Data records:
►

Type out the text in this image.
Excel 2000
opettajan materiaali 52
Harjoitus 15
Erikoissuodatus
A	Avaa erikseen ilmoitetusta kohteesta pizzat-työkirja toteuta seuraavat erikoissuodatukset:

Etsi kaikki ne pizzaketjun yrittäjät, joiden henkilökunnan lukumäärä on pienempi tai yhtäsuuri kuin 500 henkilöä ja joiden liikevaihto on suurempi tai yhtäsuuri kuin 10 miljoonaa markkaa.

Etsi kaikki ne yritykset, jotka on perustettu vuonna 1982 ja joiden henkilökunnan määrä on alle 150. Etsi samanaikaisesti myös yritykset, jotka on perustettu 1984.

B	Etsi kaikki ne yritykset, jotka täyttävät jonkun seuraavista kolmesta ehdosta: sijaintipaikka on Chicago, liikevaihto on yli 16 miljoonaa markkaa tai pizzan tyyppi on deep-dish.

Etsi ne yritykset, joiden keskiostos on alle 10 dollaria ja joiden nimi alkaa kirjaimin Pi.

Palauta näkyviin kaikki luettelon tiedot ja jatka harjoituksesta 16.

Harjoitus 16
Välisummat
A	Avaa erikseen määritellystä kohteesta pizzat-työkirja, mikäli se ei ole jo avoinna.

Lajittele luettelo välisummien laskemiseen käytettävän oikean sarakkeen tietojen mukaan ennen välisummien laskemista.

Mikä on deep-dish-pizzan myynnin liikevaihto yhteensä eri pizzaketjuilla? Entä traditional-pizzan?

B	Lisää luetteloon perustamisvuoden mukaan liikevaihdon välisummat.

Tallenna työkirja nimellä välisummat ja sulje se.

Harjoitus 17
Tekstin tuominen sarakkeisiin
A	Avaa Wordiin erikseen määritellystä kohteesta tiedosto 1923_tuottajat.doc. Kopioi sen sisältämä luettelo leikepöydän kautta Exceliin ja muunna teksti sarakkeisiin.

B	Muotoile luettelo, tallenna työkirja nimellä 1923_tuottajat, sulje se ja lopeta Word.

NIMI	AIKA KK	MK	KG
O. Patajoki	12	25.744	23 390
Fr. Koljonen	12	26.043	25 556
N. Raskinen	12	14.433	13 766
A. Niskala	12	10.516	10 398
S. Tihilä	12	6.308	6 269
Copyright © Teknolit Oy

◄

* _Written problem_
Which lines contain "sarakkeisiin"? Show each of them.

* _Written response_
Tekstin tuominen sarakkeisiin
A	Avaa Wordiin erikseen määritellystä kohteesta tiedosto 1923_tuottajat.doc. Kopioi sen sisältämä luettelo leikepöydän kautta Exceliin ja muunna teksti sarakkeisiin.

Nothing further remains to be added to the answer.